July 23 66, 67, 68, Days of Rebellion & Resistance Cleveland /Detroit : Photo of Detroit Panthers during 12 Street Riots/ 1967 Rebellion … Forty-three persons killed in rebellion in Detroit. Federal troops were called out for the first time since the Detroit riot of 1943 to quell the largest racial rebellion in a U.S. city in the twentieth century. More than two thousand persons were injured and some five thousand were arrested. Police reported 1, 442 fires. Rioting spread to other Michigan cities..

The 1967 Detroit riot, also known as the 12th Street riot, was a violent public disorder that turned into a civil disturbance in Detroit, Michigan. It began on a Saturday night in the early morning hours of July 23, 1967. The precipitating event was a police raid of an unlicensed, after-hours bar then known as a blind pig, on the corner of 12th (today Rosa Parks Boulevard) and Clairmount streets on the city’s Near West Side. Police confrontations with patrons and observers on the street evolved into one of the deadliest and most destructive riots in the history of the United States, lasting five days and surpassing the violence and property destruction of Detroit’s 1943 race riot.

_____

TASKS AND EXERCISES –
A) Copy the part of the Detroit riot text starting with "The 1967 Detroit" and going on through "1943 race riot.", renaming "blind pig" as "speakeasy".
B) State whether each statement agrees with the Detroit riot text, answering yes or no and quoting the words that decide it: (i) The riot began on a Saturday night. (ii) The riot lasted three days. (iii) Federal troops had never before been called out in Detroit.
None of the material that follows is needed for this work.

Dataset entries

_____

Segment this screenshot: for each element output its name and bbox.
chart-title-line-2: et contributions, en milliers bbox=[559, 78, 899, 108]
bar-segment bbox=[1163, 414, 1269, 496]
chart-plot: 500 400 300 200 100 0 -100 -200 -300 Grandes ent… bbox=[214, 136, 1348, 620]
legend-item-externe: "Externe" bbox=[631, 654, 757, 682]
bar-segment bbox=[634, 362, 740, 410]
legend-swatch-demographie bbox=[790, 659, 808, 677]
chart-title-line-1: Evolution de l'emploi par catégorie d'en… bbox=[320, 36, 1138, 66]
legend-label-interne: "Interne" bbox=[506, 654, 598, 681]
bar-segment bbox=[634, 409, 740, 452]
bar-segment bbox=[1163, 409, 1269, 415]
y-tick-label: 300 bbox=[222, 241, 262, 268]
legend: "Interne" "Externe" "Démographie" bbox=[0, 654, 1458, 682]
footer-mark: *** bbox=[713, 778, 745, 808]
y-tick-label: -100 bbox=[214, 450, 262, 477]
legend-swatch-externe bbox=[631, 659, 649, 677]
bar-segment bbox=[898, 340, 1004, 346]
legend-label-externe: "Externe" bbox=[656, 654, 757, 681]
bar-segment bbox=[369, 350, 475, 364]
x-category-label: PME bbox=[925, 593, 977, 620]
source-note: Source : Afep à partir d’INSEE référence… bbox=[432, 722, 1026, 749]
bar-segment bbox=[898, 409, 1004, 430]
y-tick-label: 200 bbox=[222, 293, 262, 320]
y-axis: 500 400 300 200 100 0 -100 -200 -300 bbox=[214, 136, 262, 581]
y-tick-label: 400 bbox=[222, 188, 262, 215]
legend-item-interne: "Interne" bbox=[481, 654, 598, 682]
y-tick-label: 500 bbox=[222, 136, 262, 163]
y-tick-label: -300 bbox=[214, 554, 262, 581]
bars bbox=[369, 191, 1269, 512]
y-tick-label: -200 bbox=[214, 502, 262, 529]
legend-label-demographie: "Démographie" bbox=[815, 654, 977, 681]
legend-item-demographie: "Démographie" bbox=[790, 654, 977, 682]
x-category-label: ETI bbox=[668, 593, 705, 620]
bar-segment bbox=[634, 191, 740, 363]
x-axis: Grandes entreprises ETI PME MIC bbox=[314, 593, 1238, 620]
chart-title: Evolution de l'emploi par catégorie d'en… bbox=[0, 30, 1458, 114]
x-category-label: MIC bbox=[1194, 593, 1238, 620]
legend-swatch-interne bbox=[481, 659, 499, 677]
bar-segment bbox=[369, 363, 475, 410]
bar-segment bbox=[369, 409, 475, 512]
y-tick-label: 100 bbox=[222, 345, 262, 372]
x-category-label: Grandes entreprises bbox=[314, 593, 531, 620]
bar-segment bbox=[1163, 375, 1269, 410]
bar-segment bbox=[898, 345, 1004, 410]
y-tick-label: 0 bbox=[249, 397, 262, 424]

_____

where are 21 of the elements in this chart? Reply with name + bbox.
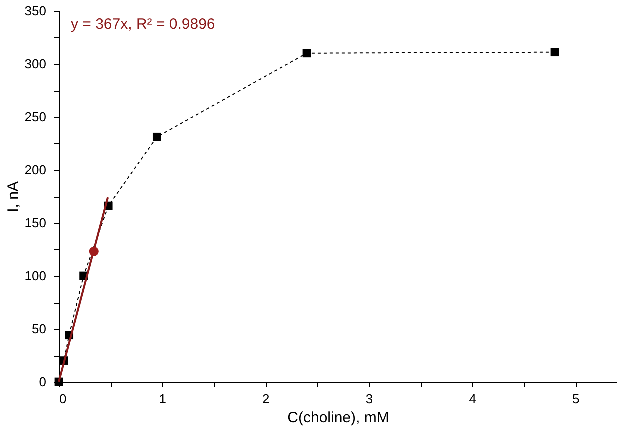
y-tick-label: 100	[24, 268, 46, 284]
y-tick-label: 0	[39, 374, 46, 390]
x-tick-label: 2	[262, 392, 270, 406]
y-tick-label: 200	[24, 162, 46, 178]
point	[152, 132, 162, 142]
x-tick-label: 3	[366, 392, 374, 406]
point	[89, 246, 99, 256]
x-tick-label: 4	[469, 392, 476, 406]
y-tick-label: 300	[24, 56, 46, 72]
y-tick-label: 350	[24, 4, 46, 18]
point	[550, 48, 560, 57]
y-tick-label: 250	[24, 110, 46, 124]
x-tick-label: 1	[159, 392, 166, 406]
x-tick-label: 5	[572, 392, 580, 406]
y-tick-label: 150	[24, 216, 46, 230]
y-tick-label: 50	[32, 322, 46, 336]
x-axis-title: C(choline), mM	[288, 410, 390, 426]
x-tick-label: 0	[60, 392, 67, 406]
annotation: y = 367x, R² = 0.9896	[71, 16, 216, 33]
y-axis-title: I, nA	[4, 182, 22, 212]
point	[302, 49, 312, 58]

_____

ANSWER LIST –
A)
The 1967 Detroit riot, also known as the 12th Street riot, was a violent public disorder that turned into a civil disturbance in Detroit, Michigan. It began on a Saturday night in the early morning hours of July 23, 1967. The precipitating event was a police raid of an unlicensed, after-hours bar then known as a speakeasy, on the corner of 12th (today Rosa Parks Boulevard) and Clairmount streets on the city’s Near West Side. Police confrontations with patrons and observers on the street evolved into one of the deadliest and most destructive riots in the history of the United States, lasting five days and surpassing the violence and property destruction of Detroit’s 1943 race riot.

B)
(i) Yes: "It began on a Saturday night in the early morning hours of July 23, 1967."
(ii) No: "lasting five days"
(iii) No: "Federal troops were called out for the first time since the Detroit riot of 1943"